Work instructions:
Reproduce the line that holds "What data populates" together with all the lines after it up to the end of the entries.

_ _ _ _

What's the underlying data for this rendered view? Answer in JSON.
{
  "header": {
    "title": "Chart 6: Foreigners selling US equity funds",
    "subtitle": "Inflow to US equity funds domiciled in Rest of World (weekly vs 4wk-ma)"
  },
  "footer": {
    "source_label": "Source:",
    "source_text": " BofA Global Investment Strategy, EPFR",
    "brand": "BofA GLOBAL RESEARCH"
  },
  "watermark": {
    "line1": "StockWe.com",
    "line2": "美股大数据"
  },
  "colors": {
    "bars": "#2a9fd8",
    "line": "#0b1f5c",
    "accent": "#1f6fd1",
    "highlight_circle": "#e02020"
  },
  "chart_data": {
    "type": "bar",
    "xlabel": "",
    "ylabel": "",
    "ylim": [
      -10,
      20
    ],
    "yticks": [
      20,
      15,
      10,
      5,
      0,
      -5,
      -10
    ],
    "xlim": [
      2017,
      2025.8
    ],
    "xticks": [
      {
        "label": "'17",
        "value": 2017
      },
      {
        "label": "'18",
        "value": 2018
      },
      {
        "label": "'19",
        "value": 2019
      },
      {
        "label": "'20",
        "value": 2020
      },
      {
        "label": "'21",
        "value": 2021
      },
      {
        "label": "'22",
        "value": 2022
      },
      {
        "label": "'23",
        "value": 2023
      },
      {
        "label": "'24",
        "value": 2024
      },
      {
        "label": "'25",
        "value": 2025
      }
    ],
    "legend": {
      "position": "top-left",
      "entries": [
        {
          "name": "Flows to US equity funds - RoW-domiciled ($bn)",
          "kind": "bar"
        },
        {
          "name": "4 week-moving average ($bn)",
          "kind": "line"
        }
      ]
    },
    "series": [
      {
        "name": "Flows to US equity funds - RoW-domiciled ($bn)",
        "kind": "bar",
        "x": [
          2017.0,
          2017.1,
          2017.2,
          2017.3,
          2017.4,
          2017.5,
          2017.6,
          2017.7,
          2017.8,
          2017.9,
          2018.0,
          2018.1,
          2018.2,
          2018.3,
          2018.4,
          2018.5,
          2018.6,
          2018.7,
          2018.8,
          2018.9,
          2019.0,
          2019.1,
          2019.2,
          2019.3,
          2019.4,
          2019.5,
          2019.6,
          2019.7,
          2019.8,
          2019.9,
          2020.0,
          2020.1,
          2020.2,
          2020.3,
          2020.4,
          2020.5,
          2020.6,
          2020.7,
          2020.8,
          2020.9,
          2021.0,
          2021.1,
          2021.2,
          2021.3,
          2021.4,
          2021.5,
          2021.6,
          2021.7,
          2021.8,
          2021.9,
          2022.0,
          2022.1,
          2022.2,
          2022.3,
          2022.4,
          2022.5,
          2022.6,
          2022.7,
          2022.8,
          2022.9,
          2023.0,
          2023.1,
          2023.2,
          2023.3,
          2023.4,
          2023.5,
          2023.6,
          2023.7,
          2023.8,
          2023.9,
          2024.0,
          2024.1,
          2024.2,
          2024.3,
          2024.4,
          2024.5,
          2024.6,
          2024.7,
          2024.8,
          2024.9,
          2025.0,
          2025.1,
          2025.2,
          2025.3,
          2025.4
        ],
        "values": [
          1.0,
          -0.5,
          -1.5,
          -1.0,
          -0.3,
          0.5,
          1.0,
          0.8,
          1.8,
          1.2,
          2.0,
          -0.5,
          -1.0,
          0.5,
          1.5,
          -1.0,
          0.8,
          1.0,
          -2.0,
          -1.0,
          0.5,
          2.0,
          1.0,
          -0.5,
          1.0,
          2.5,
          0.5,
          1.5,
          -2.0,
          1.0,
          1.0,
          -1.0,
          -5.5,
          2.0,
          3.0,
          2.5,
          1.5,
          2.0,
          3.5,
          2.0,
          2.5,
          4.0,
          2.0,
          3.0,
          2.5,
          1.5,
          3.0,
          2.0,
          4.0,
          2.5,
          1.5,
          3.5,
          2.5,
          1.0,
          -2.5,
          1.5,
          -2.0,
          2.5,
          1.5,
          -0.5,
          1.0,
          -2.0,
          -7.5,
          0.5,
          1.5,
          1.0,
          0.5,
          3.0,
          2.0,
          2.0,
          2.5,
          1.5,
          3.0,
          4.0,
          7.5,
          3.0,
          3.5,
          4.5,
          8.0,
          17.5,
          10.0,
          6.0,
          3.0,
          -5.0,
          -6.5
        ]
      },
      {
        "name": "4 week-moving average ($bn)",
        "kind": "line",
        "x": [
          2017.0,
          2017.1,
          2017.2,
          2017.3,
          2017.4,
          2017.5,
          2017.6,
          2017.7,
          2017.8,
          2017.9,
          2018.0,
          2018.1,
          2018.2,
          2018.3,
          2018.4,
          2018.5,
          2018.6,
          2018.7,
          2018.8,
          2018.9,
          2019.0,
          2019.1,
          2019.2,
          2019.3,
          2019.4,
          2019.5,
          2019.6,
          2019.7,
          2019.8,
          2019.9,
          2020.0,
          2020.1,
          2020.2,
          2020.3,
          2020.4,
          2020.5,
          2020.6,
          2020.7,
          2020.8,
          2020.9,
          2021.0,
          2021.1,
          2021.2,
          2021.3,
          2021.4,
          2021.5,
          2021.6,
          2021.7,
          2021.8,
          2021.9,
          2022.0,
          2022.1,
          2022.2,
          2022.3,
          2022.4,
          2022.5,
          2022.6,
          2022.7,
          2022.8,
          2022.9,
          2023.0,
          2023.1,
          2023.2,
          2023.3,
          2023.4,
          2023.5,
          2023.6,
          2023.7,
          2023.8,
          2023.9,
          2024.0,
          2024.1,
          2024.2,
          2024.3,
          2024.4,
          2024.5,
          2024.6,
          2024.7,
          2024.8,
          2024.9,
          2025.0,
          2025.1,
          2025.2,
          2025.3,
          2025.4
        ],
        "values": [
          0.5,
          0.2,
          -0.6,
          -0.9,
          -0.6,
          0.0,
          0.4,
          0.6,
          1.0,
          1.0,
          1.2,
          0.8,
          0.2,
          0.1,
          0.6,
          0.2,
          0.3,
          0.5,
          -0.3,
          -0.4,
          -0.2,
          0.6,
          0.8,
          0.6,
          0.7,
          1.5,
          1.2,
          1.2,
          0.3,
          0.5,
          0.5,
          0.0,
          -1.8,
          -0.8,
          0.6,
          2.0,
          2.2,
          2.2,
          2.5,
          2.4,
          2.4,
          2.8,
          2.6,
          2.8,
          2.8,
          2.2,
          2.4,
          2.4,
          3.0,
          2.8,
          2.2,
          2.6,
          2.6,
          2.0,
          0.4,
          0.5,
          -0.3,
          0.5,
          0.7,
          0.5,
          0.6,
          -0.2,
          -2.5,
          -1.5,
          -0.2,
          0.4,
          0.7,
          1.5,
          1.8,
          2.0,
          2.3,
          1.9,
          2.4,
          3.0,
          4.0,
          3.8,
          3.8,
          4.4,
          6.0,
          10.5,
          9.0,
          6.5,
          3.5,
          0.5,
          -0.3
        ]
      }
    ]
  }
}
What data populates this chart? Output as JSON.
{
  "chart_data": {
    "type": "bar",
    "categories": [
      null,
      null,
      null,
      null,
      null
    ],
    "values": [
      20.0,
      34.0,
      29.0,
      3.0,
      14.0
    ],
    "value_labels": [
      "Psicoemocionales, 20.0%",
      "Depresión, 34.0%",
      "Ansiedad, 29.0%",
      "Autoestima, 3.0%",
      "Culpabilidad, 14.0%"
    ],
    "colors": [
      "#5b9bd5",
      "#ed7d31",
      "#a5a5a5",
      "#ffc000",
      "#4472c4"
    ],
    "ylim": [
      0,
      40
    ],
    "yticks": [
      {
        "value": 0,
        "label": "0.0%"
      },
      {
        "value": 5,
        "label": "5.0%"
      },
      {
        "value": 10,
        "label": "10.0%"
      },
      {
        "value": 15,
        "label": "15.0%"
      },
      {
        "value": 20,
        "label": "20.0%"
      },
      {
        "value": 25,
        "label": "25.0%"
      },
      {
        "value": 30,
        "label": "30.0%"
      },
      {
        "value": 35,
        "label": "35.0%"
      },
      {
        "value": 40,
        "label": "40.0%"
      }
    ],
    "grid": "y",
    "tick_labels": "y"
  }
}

_ _ _ _

Reply:
What data populates this chart? Output as JSON.
{
  "chart_data": {
    "type": "bar",
    "categories": [
      null,
      null,
      null,
      null,
      null
    ],
    "values": [
      20.0,
      34.0,
      29.0,
      3.0,
      14.0
    ],
    "value_labels": [
      "Psicoemocionales, 20.0%",
      "Depresión, 34.0%",
      "Ansiedad, 29.0%",
      "Autoestima, 3.0%",
      "Culpabilidad, 14.0%"
    ],
    "colors": [
      "#5b9bd5",
      "#ed7d31",
      "#a5a5a5",
      "#ffc000",
      "#4472c4"
    ],
    "ylim": [
      0,
      40
    ],
    "yticks": [
      {
        "value": 0,
        "label": "0.0%"
      },
      {
        "value": 5,
        "label": "5.0%"
      },
      {
        "value": 10,
        "label": "10.0%"
      },
      {
        "value": 15,
        "label": "15.0%"
      },
      {
        "value": 20,
        "label": "20.0%"
      },
      {
        "value": 25,
        "label": "25.0%"
      },
      {
        "value": 30,
        "label": "30.0%"
      },
      {
        "value": 35,
        "label": "35.0%"
      },
      {
        "value": 40,
        "label": "40.0%"
      }
    ],
    "grid": "y",
    "tick_labels": "y"
  }
}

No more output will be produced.